(Some records)
------------------------------------------------
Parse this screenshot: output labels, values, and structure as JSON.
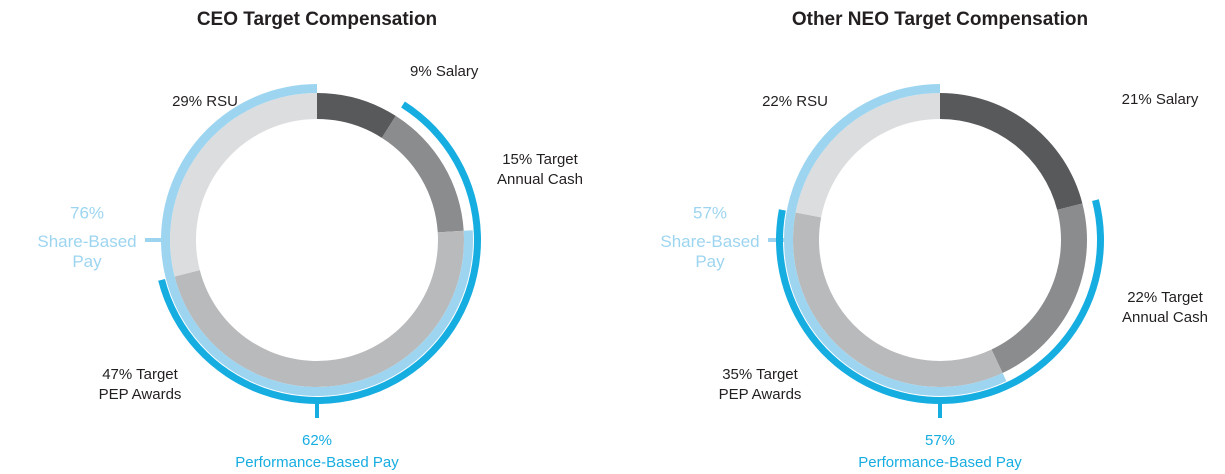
{
  "chart_data": [
    {
      "type": "donut",
      "title": "CEO Target Compensation",
      "values": [
        9,
        15,
        47,
        29
      ],
      "value_labels": [
        "9% Salary",
        "15% Target\nAnnual Cash",
        "47% Target\nPEP Awards",
        "29% RSU"
      ],
      "colors": [
        "#58595b",
        "#8b8c8e",
        "#b9babc",
        "#dcddde"
      ],
      "groups": [
        {
          "name": "Share-Based\nPay",
          "value": 76,
          "value_label": "76%",
          "from": 2,
          "color": "#9dd5f1",
          "side": "left"
        },
        {
          "name": "Performance-Based Pay",
          "value": 62,
          "value_label": "62%",
          "from": 1,
          "color": "#16ade1",
          "side": "bottom"
        }
      ]
    },
    {
      "type": "donut",
      "title": "Other NEO Target Compensation",
      "values": [
        21,
        22,
        35,
        22
      ],
      "value_labels": [
        "21% Salary",
        "22% Target\nAnnual Cash",
        "35% Target\nPEP Awards",
        "22% RSU"
      ],
      "colors": [
        "#58595b",
        "#8b8c8e",
        "#b9babc",
        "#dcddde"
      ],
      "groups": [
        {
          "name": "Share-Based\nPay",
          "value": 57,
          "value_label": "57%",
          "from": 2,
          "color": "#9dd5f1",
          "side": "left"
        },
        {
          "name": "Performance-Based Pay",
          "value": 57,
          "value_label": "57%",
          "from": 1,
          "color": "#16ade1",
          "side": "bottom"
        }
      ]
    }
  ]
}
------------------------------------------------
The records above are to be restated exactly, without their pictures.

## [Reply to the exercise]
Parse this screenshot: output labels, values, and structure as JSON.
{
  "chart_data": [
    {
      "type": "donut",
      "title": "CEO Target Compensation",
      "values": [
        9,
        15,
        47,
        29
      ],
      "value_labels": [
        "9% Salary",
        "15% Target\nAnnual Cash",
        "47% Target\nPEP Awards",
        "29% RSU"
      ],
      "colors": [
        "#58595b",
        "#8b8c8e",
        "#b9babc",
        "#dcddde"
      ],
      "groups": [
        {
          "name": "Share-Based\nPay",
          "value": 76,
          "value_label": "76%",
          "from": 2,
          "color": "#9dd5f1",
          "side": "left"
        },
        {
          "name": "Performance-Based Pay",
          "value": 62,
          "value_label": "62%",
          "from": 1,
          "color": "#16ade1",
          "side": "bottom"
        }
      ]
    },
    {
      "type": "donut",
      "title": "Other NEO Target Compensation",
      "values": [
        21,
        22,
        35,
        22
      ],
      "value_labels": [
        "21% Salary",
        "22% Target\nAnnual Cash",
        "35% Target\nPEP Awards",
        "22% RSU"
      ],
      "colors": [
        "#58595b",
        "#8b8c8e",
        "#b9babc",
        "#dcddde"
      ],
      "groups": [
        {
          "name": "Share-Based\nPay",
          "value": 57,
          "value_label": "57%",
          "from": 2,
          "color": "#9dd5f1",
          "side": "left"
        },
        {
          "name": "Performance-Based Pay",
          "value": 57,
          "value_label": "57%",
          "from": 1,
          "color": "#16ade1",
          "side": "bottom"
        }
      ]
    }
  ]
}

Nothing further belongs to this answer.